### PROBLEM REQUIREMENTS
List, from the lines below, each one with "time" in it.

### DATA PROVIDED

<<<<

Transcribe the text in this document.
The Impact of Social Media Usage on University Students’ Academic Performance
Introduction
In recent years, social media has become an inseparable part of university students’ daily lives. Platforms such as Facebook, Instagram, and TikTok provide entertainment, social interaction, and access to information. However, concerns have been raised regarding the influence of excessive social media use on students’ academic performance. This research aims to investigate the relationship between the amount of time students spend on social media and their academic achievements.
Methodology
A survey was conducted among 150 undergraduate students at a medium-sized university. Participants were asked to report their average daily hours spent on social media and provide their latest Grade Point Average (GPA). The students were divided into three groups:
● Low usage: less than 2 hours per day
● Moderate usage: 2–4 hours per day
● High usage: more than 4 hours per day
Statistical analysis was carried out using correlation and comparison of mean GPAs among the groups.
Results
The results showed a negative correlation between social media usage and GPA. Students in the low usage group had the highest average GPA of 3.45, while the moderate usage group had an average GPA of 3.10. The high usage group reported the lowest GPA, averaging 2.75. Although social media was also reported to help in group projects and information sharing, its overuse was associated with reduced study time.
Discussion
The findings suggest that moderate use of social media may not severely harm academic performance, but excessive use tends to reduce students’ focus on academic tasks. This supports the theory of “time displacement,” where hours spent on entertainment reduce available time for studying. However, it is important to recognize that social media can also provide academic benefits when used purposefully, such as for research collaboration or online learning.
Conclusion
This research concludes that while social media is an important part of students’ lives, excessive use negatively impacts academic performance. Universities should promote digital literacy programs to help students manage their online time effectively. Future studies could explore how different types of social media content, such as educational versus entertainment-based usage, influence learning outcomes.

>>>>

### COMPLETED EXERCISE
In recent years, social media has become an inseparable part of university students’ daily lives. Platforms such as Facebook, Instagram, and TikTok provide entertainment, social interaction, and access to information. However, concerns have been raised regarding the influence of excessive social media use on students’ academic performance. This research aims to investigate the relationship between the amount of time students spend on social media and their academic achievements.
The results showed a negative correlation between social media usage and GPA. Students in the low usage group had the highest average GPA of 3.45, while the moderate usage group had an average GPA of 3.10. The high usage group reported the lowest GPA, averaging 2.75. Although social media was also reported to help in group projects and information sharing, its overuse was associated with reduced study time.
The findings suggest that moderate use of social media may not severely harm academic performance, but excessive use tends to reduce students’ focus on academic tasks. This supports the theory of “time displacement,” where hours spent on entertainment reduce available time for studying. However, it is important to recognize that social media can also provide academic benefits when used purposefully, such as for research collaboration or online learning.
This research concludes that while social media is an important part of students’ lives, excessive use negatively impacts academic performance. Universities should promote digital literacy programs to help students manage their online time effectively. Future studies could explore how different types of social media content, such as educational versus entertainment-based usage, influence learning outcomes.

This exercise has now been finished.